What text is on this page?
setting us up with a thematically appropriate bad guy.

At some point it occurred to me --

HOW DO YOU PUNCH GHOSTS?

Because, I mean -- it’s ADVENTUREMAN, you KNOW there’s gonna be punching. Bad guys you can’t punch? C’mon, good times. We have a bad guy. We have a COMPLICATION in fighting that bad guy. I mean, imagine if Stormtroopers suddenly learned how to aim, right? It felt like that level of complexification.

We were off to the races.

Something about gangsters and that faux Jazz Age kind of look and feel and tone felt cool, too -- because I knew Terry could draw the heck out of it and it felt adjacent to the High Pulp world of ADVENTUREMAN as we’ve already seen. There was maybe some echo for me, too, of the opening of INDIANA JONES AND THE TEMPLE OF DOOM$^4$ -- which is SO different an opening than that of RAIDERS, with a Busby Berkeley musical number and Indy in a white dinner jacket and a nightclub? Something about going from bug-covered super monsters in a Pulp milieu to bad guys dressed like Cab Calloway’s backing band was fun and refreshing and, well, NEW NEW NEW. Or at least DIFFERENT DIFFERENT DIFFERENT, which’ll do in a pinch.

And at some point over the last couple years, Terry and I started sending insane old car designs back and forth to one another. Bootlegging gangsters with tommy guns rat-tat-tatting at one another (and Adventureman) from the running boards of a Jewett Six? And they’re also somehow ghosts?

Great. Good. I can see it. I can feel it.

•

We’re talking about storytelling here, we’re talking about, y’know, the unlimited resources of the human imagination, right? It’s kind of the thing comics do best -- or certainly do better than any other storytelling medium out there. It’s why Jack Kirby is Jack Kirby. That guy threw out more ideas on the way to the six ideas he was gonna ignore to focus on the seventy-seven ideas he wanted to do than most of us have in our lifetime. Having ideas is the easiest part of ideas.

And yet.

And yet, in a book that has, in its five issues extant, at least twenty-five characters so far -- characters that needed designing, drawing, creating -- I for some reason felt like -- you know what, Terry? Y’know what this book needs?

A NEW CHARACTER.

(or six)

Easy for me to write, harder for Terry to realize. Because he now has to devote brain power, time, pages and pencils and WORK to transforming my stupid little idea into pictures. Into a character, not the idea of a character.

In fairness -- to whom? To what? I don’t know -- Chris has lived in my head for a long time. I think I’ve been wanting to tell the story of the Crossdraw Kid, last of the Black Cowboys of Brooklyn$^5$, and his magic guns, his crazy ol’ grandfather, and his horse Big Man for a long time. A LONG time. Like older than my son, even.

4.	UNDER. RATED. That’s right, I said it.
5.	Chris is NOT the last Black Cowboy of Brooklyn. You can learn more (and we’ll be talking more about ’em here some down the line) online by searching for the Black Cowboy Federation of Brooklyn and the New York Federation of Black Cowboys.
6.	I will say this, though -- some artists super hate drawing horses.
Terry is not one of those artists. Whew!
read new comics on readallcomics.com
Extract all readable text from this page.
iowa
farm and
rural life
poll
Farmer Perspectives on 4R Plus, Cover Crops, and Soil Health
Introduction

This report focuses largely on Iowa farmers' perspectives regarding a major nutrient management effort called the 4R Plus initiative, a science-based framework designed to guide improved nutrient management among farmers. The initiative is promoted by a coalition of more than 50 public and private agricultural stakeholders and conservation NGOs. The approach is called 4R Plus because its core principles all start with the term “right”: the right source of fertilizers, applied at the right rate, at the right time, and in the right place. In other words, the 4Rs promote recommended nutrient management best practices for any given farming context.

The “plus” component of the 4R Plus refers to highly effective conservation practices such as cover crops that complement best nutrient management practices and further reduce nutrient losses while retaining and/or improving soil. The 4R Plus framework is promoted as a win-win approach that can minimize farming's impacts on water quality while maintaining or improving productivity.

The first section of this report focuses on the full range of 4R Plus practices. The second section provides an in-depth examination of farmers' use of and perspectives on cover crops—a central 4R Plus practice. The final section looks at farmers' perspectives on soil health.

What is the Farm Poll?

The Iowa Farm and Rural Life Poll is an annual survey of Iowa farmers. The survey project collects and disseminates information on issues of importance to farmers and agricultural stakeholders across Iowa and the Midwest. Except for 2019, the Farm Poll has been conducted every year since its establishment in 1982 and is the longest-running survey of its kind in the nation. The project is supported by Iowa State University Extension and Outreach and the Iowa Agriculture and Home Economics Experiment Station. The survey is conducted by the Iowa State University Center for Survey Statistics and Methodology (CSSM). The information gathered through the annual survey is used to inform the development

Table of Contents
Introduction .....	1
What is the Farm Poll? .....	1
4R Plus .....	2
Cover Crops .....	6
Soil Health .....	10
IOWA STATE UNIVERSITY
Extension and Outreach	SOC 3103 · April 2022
-- -- --
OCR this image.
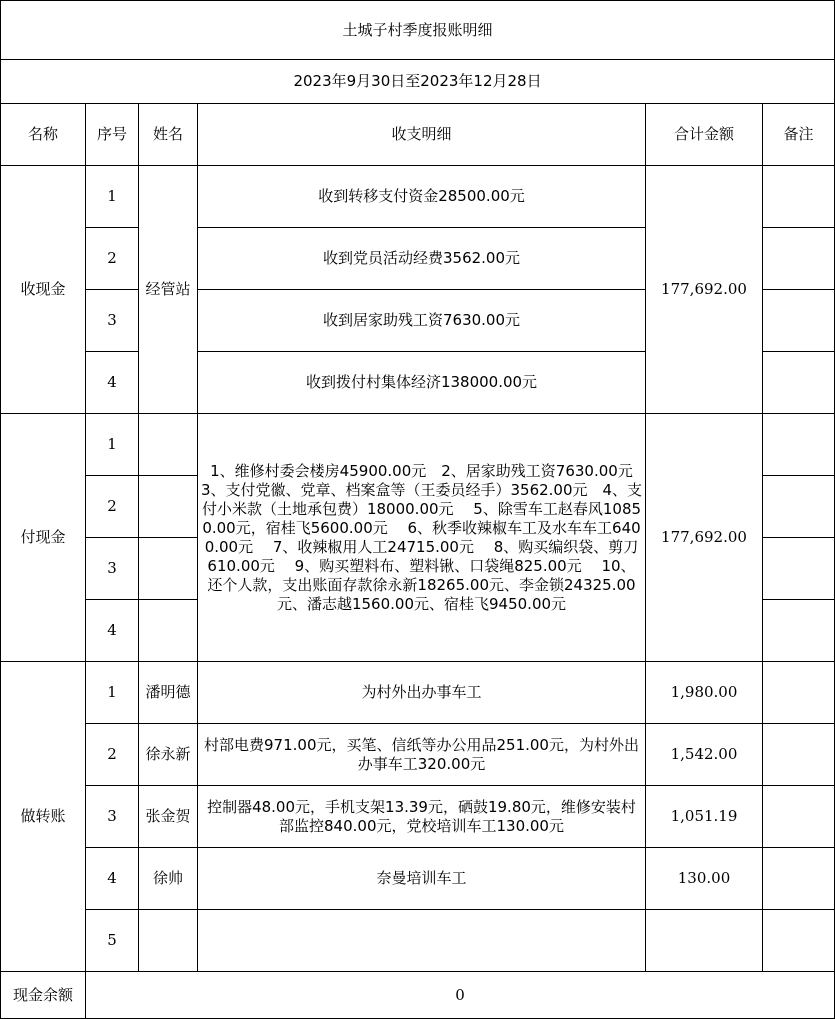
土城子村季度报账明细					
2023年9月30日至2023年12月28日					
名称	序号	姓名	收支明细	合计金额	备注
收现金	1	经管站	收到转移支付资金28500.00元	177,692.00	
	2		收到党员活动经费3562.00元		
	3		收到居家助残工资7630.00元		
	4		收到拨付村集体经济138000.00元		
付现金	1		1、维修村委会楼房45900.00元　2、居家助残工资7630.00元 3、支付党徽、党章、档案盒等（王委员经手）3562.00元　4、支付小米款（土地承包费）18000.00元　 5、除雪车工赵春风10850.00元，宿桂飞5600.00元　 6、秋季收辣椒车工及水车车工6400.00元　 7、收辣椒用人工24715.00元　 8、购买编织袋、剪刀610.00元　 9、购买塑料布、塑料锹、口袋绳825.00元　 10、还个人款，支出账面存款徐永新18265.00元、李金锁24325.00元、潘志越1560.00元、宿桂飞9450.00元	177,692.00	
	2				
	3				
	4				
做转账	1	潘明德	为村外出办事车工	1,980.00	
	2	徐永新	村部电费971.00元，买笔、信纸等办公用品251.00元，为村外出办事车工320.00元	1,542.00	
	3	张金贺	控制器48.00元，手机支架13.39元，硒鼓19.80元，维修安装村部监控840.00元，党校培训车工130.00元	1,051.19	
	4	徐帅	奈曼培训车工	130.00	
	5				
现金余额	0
-- -- --
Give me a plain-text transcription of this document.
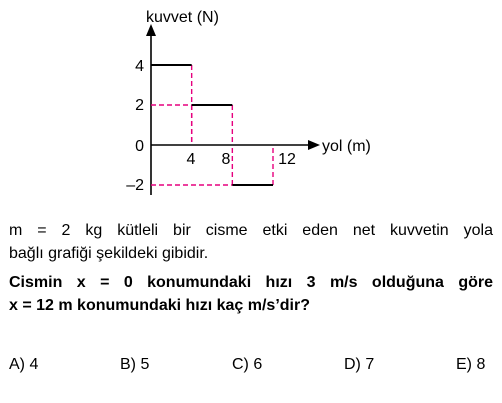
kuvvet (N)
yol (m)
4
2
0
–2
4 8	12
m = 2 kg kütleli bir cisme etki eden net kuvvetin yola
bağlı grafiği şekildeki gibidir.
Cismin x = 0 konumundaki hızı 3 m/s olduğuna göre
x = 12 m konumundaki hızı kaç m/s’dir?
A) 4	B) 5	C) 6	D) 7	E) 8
-- -- --
◆ **Task goal**
Extract each line holding the string "gangsters".

◆ **Output of the exercise**
Something about gangsters and that faux Jazz Age kind of look and feel and tone felt cool, too -- because I knew Terry could draw the heck out of it and it felt adjacent to the High Pulp world of ADVENTUREMAN as we’ve already seen. There was maybe some echo for me, too, of the opening of INDIANA JONES AND THE TEMPLE OF DOOM$^4$ -- which is SO different an opening than that of RAIDERS, with a Busby Berkeley musical number and Indy in a white dinner jacket and a nightclub? Something about going from bug-covered super monsters in a Pulp milieu to bad guys dressed like Cab Calloway’s backing band was fun and refreshing and, well, NEW NEW NEW. Or at least DIFFERENT DIFFERENT DIFFERENT, which’ll do in a pinch.
And at some point over the last couple years, Terry and I started sending insane old car designs back and forth to one another. Bootlegging gangsters with tommy guns rat-tat-tatting at one another (and Adventureman) from the running boards of a Jewett Six? And they’re also somehow ghosts?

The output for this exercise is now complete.